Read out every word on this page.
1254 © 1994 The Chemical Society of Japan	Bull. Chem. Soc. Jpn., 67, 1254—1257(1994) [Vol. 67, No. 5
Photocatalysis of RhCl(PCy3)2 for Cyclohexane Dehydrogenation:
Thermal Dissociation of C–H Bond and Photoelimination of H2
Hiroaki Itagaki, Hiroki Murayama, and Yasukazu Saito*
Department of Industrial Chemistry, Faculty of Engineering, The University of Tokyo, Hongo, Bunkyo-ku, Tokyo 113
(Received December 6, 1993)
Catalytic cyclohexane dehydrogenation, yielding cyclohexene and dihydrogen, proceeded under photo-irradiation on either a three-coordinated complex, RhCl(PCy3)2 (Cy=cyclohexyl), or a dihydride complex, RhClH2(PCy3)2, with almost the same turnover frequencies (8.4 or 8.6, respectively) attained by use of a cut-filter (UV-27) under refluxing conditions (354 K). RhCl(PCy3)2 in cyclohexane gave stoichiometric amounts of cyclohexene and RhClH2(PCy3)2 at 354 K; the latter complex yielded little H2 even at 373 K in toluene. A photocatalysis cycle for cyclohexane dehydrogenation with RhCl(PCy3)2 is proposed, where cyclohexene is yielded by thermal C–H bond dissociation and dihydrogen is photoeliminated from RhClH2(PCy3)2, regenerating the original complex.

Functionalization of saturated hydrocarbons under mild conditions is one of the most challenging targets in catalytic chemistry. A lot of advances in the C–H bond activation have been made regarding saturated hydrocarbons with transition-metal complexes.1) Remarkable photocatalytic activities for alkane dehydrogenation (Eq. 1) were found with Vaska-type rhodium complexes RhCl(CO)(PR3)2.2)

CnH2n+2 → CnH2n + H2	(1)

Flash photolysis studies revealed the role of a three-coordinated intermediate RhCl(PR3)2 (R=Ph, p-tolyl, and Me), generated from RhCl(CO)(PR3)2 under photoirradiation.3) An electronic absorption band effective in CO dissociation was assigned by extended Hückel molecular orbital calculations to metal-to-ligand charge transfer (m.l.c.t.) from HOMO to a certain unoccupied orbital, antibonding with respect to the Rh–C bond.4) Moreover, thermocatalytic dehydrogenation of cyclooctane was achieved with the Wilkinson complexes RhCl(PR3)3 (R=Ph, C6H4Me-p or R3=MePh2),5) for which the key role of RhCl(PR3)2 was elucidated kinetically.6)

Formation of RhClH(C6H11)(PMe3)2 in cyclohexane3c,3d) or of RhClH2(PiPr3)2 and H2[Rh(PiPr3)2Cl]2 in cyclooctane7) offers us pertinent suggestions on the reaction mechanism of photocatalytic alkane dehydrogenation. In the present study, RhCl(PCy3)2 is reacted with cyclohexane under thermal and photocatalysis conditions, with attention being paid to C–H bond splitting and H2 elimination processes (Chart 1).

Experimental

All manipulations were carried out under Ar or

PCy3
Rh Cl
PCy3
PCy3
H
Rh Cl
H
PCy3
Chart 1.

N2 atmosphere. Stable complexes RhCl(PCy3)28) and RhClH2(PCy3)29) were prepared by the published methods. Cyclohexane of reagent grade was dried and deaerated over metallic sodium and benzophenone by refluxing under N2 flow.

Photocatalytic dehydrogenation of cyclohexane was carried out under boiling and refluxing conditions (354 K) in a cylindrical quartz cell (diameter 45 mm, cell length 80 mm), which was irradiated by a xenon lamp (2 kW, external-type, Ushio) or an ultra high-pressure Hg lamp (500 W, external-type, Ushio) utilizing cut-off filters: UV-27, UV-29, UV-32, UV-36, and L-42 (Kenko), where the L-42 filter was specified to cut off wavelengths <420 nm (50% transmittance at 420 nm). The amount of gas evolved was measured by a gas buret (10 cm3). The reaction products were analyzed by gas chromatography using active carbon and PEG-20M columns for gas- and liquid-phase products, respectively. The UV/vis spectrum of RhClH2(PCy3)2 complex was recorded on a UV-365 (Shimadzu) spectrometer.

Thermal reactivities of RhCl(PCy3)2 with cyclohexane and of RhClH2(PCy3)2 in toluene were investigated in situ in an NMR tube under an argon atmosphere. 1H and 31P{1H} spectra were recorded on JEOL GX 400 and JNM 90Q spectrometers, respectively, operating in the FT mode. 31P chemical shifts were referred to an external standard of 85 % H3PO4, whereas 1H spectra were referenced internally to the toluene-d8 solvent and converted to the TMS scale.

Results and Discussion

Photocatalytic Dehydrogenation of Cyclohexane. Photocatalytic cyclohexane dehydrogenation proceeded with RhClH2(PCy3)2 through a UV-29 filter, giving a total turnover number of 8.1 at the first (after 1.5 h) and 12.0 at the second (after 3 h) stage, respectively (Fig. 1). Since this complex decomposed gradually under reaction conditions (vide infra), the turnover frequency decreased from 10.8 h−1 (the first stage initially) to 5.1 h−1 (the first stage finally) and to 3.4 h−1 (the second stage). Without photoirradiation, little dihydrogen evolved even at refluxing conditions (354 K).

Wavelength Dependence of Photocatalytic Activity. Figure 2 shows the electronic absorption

════

[WHAT YOU HAVE TO DO] Reproduce the material in full, with no word added or dropped.

[TASK RESPONSE]
Read out every word on this page.
1254 © 1994 The Chemical Society of Japan	Bull. Chem. Soc. Jpn., 67, 1254—1257(1994) [Vol. 67, No. 5
Photocatalysis of RhCl(PCy3)2 for Cyclohexane Dehydrogenation:
Thermal Dissociation of C–H Bond and Photoelimination of H2
Hiroaki Itagaki, Hiroki Murayama, and Yasukazu Saito*
Department of Industrial Chemistry, Faculty of Engineering, The University of Tokyo, Hongo, Bunkyo-ku, Tokyo 113
(Received December 6, 1993)
Catalytic cyclohexane dehydrogenation, yielding cyclohexene and dihydrogen, proceeded under photo-irradiation on either a three-coordinated complex, RhCl(PCy3)2 (Cy=cyclohexyl), or a dihydride complex, RhClH2(PCy3)2, with almost the same turnover frequencies (8.4 or 8.6, respectively) attained by use of a cut-filter (UV-27) under refluxing conditions (354 K). RhCl(PCy3)2 in cyclohexane gave stoichiometric amounts of cyclohexene and RhClH2(PCy3)2 at 354 K; the latter complex yielded little H2 even at 373 K in toluene. A photocatalysis cycle for cyclohexane dehydrogenation with RhCl(PCy3)2 is proposed, where cyclohexene is yielded by thermal C–H bond dissociation and dihydrogen is photoeliminated from RhClH2(PCy3)2, regenerating the original complex.

Functionalization of saturated hydrocarbons under mild conditions is one of the most challenging targets in catalytic chemistry. A lot of advances in the C–H bond activation have been made regarding saturated hydrocarbons with transition-metal complexes.1) Remarkable photocatalytic activities for alkane dehydrogenation (Eq. 1) were found with Vaska-type rhodium complexes RhCl(CO)(PR3)2.2)

CnH2n+2 → CnH2n + H2	(1)

Flash photolysis studies revealed the role of a three-coordinated intermediate RhCl(PR3)2 (R=Ph, p-tolyl, and Me), generated from RhCl(CO)(PR3)2 under photoirradiation.3) An electronic absorption band effective in CO dissociation was assigned by extended Hückel molecular orbital calculations to metal-to-ligand charge transfer (m.l.c.t.) from HOMO to a certain unoccupied orbital, antibonding with respect to the Rh–C bond.4) Moreover, thermocatalytic dehydrogenation of cyclooctane was achieved with the Wilkinson complexes RhCl(PR3)3 (R=Ph, C6H4Me-p or R3=MePh2),5) for which the key role of RhCl(PR3)2 was elucidated kinetically.6)

Formation of RhClH(C6H11)(PMe3)2 in cyclohexane3c,3d) or of RhClH2(PiPr3)2 and H2[Rh(PiPr3)2Cl]2 in cyclooctane7) offers us pertinent suggestions on the reaction mechanism of photocatalytic alkane dehydrogenation. In the present study, RhCl(PCy3)2 is reacted with cyclohexane under thermal and photocatalysis conditions, with attention being paid to C–H bond splitting and H2 elimination processes (Chart 1).

Experimental

All manipulations were carried out under Ar or

PCy3
Rh Cl
PCy3
PCy3
H
Rh Cl
H
PCy3
Chart 1.

N2 atmosphere. Stable complexes RhCl(PCy3)28) and RhClH2(PCy3)29) were prepared by the published methods. Cyclohexane of reagent grade was dried and deaerated over metallic sodium and benzophenone by refluxing under N2 flow.

Photocatalytic dehydrogenation of cyclohexane was carried out under boiling and refluxing conditions (354 K) in a cylindrical quartz cell (diameter 45 mm, cell length 80 mm), which was irradiated by a xenon lamp (2 kW, external-type, Ushio) or an ultra high-pressure Hg lamp (500 W, external-type, Ushio) utilizing cut-off filters: UV-27, UV-29, UV-32, UV-36, and L-42 (Kenko), where the L-42 filter was specified to cut off wavelengths <420 nm (50% transmittance at 420 nm). The amount of gas evolved was measured by a gas buret (10 cm3). The reaction products were analyzed by gas chromatography using active carbon and PEG-20M columns for gas- and liquid-phase products, respectively. The UV/vis spectrum of RhClH2(PCy3)2 complex was recorded on a UV-365 (Shimadzu) spectrometer.

Thermal reactivities of RhCl(PCy3)2 with cyclohexane and of RhClH2(PCy3)2 in toluene were investigated in situ in an NMR tube under an argon atmosphere. 1H and 31P{1H} spectra were recorded on JEOL GX 400 and JNM 90Q spectrometers, respectively, operating in the FT mode. 31P chemical shifts were referred to an external standard of 85 % H3PO4, whereas 1H spectra were referenced internally to the toluene-d8 solvent and converted to the TMS scale.

Results and Discussion

Photocatalytic Dehydrogenation of Cyclohexane. Photocatalytic cyclohexane dehydrogenation proceeded with RhClH2(PCy3)2 through a UV-29 filter, giving a total turnover number of 8.1 at the first (after 1.5 h) and 12.0 at the second (after 3 h) stage, respectively (Fig. 1). Since this complex decomposed gradually under reaction conditions (vide infra), the turnover frequency decreased from 10.8 h−1 (the first stage initially) to 5.1 h−1 (the first stage finally) and to 3.4 h−1 (the second stage). Without photoirradiation, little dihydrogen evolved even at refluxing conditions (354 K).

Wavelength Dependence of Photocatalytic Activity. Figure 2 shows the electronic absorption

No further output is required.